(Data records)

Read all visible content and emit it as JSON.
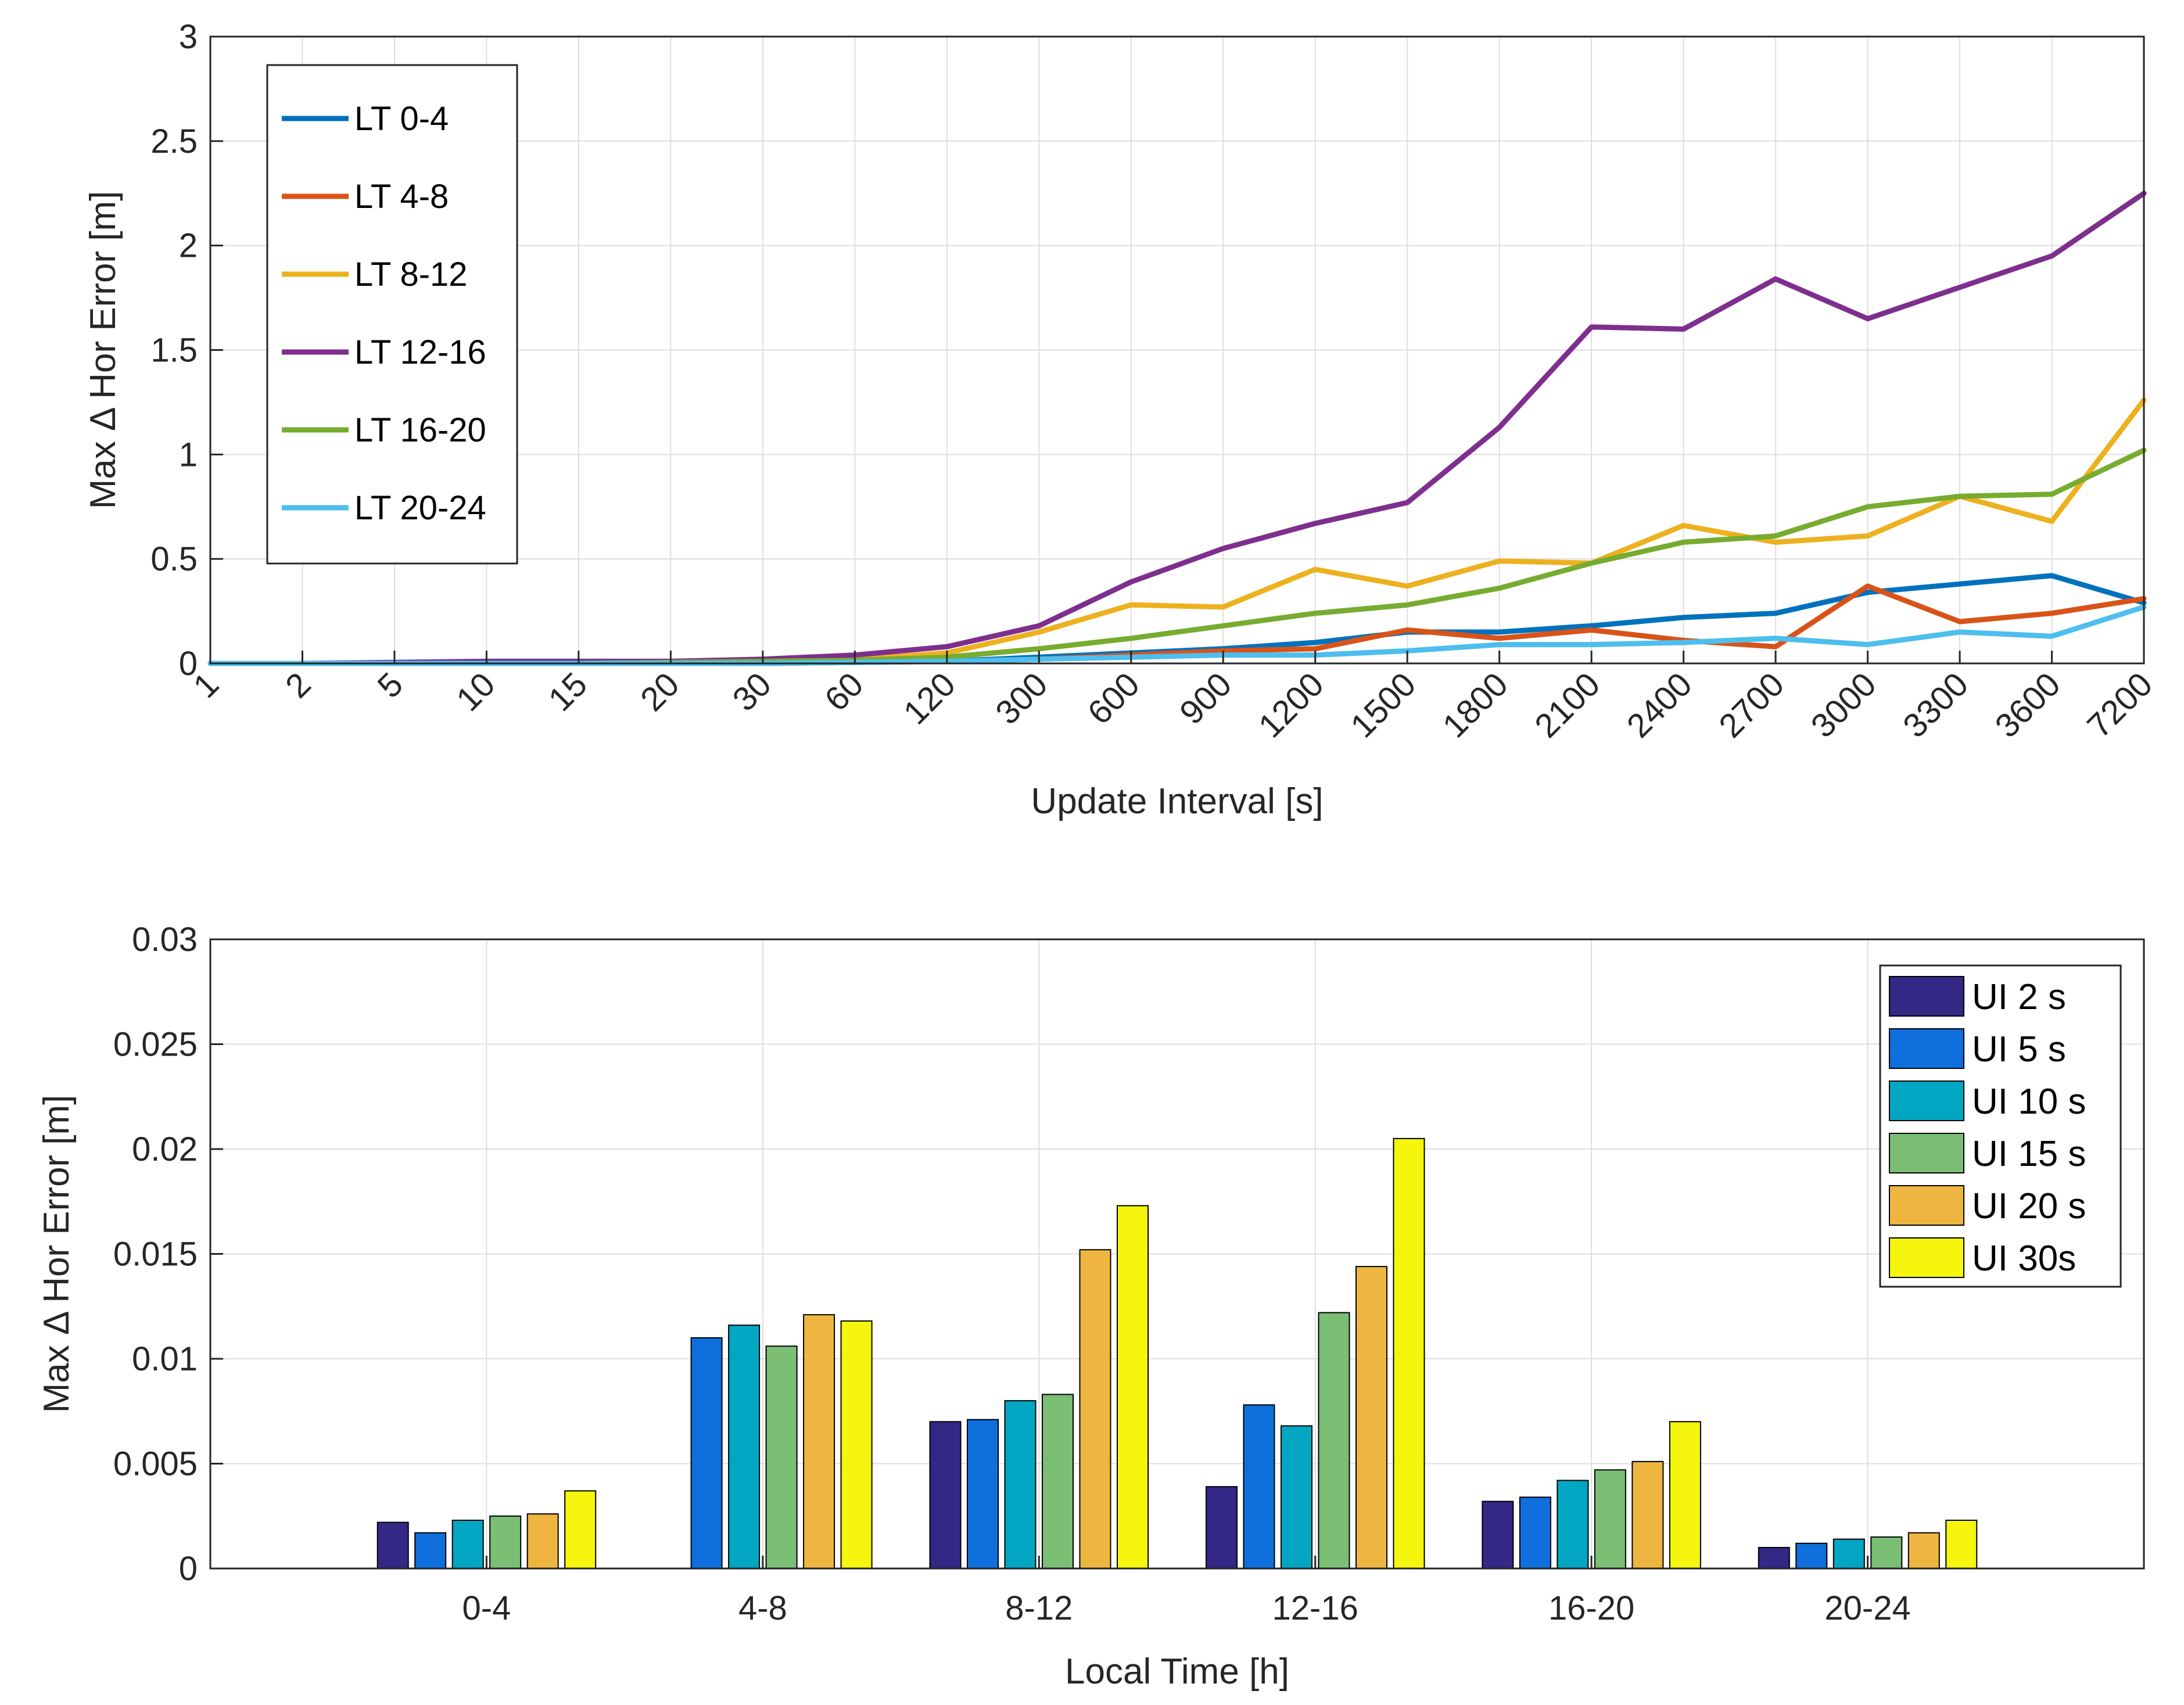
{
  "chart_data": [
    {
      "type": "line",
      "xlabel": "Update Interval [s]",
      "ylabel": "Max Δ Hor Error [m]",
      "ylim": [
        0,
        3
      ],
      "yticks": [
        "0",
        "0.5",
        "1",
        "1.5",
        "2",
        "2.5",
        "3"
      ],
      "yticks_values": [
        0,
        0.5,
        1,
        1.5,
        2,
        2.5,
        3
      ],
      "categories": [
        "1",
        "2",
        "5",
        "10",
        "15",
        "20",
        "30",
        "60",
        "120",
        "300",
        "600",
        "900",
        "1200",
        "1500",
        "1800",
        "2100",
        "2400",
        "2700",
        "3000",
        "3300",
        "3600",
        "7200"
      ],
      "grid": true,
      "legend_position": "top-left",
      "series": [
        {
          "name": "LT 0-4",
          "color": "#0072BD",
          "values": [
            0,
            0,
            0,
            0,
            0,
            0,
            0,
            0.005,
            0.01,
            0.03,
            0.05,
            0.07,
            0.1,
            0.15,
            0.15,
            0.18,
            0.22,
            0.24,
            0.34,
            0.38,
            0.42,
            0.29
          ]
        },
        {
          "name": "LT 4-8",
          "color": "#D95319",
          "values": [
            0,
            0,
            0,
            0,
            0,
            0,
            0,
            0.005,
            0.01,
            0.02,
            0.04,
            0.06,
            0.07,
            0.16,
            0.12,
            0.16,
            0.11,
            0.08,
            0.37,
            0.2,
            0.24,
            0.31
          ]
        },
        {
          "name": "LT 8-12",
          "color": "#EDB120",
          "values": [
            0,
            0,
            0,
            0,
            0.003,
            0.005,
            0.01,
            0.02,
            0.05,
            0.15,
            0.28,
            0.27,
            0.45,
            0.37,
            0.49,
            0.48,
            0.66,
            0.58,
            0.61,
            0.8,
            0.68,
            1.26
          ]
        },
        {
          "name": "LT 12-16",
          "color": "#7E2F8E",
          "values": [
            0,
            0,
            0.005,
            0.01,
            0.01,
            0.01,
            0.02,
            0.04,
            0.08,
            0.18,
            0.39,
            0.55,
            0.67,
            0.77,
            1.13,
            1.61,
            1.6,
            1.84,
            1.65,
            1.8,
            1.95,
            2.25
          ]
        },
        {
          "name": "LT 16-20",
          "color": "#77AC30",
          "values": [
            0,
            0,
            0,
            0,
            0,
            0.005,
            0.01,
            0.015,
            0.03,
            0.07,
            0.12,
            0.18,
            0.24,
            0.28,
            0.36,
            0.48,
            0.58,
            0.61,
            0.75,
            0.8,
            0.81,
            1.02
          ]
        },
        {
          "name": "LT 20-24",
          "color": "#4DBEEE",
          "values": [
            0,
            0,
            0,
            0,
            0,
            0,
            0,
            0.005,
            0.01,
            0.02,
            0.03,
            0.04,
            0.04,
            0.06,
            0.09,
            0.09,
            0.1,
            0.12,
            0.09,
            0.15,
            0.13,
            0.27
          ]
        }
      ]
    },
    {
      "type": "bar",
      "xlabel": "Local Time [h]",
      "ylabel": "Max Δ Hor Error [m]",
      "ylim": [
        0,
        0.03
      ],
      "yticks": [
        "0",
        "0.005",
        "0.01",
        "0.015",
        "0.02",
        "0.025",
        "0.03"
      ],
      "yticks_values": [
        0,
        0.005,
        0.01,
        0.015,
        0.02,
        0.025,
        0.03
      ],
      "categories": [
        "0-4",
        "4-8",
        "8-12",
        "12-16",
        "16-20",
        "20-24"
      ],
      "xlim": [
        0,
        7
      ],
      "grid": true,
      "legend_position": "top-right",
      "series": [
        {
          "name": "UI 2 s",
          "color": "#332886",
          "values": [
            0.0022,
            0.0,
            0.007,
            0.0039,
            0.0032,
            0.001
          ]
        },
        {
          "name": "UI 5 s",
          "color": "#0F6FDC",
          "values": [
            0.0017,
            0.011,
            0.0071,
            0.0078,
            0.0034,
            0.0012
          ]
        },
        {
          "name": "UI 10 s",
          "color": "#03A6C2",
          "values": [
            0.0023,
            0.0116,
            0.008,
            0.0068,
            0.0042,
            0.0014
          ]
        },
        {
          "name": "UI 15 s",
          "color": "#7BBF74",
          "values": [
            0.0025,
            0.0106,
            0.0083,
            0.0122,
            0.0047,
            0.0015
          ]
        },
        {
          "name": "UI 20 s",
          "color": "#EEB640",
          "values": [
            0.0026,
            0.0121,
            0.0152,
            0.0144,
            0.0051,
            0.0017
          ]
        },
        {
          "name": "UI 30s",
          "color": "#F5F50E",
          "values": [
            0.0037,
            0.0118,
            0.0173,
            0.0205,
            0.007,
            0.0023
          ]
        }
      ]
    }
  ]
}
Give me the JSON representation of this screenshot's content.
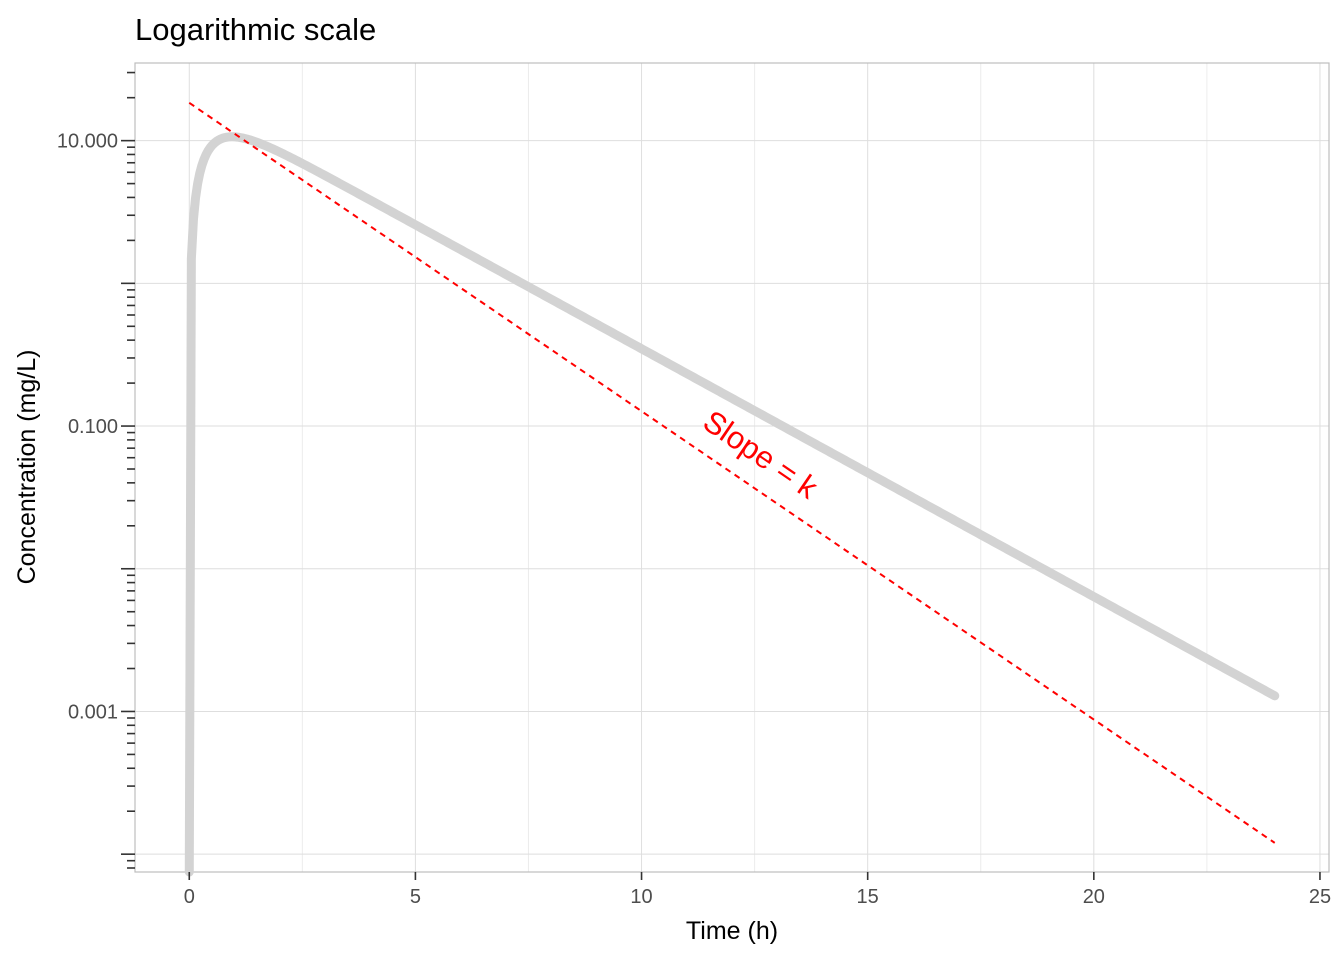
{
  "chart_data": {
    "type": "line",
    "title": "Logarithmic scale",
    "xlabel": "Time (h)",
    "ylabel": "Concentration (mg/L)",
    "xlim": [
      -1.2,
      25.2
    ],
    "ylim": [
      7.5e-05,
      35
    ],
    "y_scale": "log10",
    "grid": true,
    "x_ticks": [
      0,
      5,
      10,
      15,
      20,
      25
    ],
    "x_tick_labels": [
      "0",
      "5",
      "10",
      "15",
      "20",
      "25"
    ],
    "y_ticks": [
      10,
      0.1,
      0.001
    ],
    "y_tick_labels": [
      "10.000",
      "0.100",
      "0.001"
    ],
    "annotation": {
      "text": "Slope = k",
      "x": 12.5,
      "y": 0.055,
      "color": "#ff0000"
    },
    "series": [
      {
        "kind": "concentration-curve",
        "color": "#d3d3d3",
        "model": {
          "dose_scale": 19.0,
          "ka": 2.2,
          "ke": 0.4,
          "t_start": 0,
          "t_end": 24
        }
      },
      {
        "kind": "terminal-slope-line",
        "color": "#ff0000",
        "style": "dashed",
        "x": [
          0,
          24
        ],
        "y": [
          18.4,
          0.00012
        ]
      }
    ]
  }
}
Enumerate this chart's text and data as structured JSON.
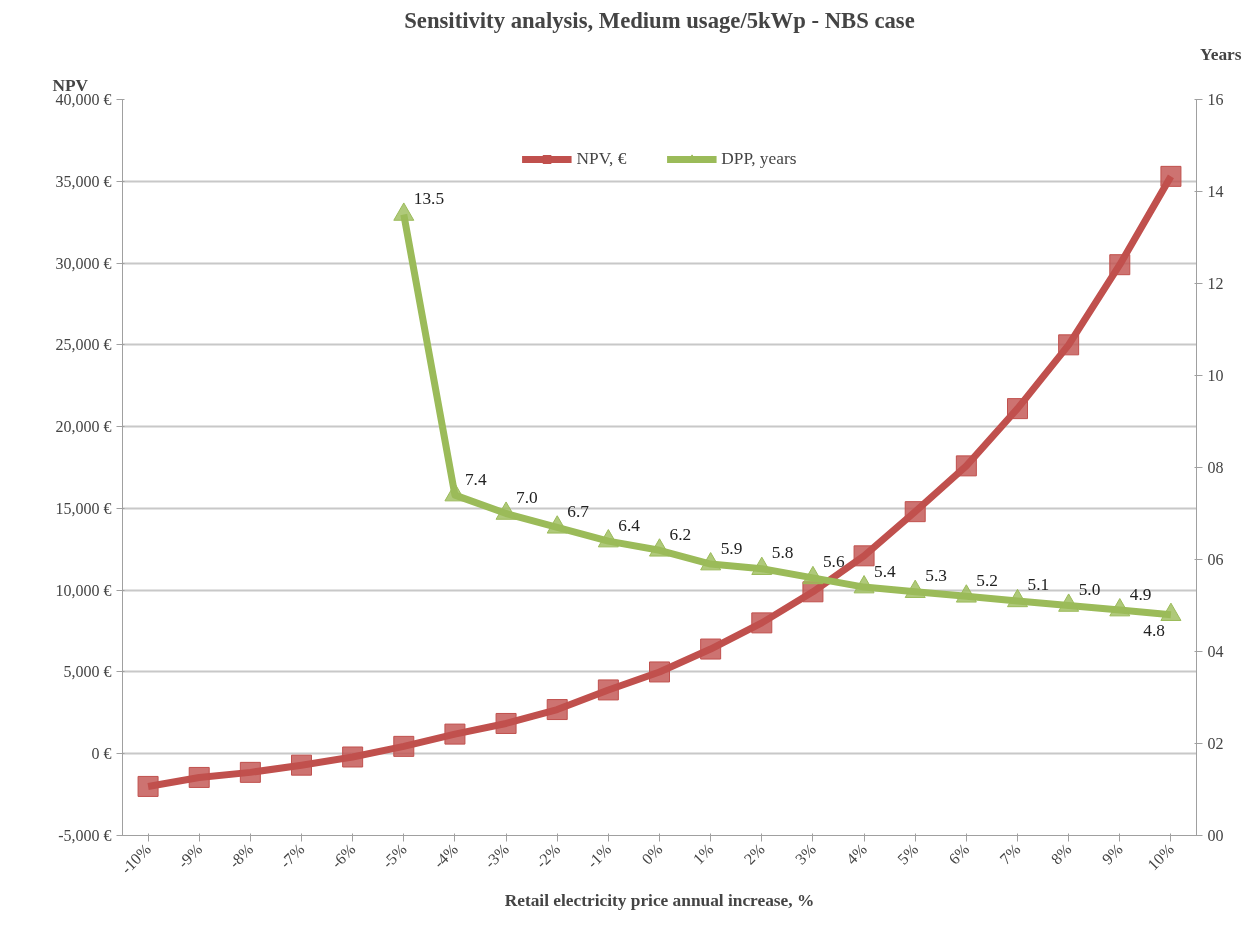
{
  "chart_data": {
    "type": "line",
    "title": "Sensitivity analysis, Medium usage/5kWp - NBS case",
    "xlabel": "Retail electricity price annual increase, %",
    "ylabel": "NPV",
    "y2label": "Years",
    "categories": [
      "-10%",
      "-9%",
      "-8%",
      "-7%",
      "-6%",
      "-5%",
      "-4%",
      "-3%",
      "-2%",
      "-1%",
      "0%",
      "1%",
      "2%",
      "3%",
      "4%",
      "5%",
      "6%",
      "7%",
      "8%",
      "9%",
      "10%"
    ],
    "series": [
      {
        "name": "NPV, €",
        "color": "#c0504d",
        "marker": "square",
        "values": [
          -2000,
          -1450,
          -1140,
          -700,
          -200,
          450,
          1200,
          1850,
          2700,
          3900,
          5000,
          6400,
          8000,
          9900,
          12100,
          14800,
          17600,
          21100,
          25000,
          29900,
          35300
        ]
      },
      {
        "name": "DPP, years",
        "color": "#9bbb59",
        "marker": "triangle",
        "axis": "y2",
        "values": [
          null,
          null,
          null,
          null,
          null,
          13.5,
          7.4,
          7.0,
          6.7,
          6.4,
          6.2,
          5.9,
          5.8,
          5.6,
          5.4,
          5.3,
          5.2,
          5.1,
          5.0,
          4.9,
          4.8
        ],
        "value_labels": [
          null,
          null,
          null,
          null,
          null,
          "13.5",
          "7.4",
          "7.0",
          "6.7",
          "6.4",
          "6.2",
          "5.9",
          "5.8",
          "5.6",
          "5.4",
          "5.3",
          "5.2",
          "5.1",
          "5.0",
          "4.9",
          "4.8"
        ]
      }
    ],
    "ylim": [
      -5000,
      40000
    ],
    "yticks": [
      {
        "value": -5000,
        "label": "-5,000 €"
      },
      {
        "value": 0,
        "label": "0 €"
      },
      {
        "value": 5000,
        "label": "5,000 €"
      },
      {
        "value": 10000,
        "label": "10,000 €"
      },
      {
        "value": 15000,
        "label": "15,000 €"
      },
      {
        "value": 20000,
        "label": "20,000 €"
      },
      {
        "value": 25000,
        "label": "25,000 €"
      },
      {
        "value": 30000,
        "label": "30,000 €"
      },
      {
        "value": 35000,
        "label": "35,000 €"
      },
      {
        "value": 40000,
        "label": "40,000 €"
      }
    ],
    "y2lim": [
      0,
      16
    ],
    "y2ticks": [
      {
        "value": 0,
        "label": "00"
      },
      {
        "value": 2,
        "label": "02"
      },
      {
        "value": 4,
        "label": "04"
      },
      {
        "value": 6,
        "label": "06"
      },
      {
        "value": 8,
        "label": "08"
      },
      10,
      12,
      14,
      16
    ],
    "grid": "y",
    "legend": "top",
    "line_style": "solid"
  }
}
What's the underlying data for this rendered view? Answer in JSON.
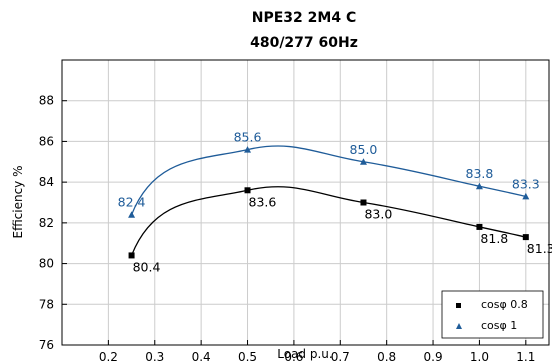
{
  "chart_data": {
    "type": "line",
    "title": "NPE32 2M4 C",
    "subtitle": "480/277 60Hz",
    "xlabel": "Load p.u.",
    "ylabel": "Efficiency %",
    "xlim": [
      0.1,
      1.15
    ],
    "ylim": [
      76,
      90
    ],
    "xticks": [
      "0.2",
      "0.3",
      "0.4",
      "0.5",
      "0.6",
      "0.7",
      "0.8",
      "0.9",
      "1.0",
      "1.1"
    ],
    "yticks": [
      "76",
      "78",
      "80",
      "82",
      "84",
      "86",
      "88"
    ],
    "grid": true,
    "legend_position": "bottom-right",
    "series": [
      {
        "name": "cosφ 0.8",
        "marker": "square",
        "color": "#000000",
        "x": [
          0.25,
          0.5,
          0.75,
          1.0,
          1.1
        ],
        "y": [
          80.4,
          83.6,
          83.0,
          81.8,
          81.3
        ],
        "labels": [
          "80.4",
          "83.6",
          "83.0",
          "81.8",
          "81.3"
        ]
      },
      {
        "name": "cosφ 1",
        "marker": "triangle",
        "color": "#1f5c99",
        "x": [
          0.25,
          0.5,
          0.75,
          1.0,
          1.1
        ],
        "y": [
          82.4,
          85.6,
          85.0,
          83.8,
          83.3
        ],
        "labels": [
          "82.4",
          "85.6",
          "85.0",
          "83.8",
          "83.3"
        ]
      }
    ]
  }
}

The exercise
Using the listing, say how many lines include the word "JSON", and add nothing else.

Exercise result
4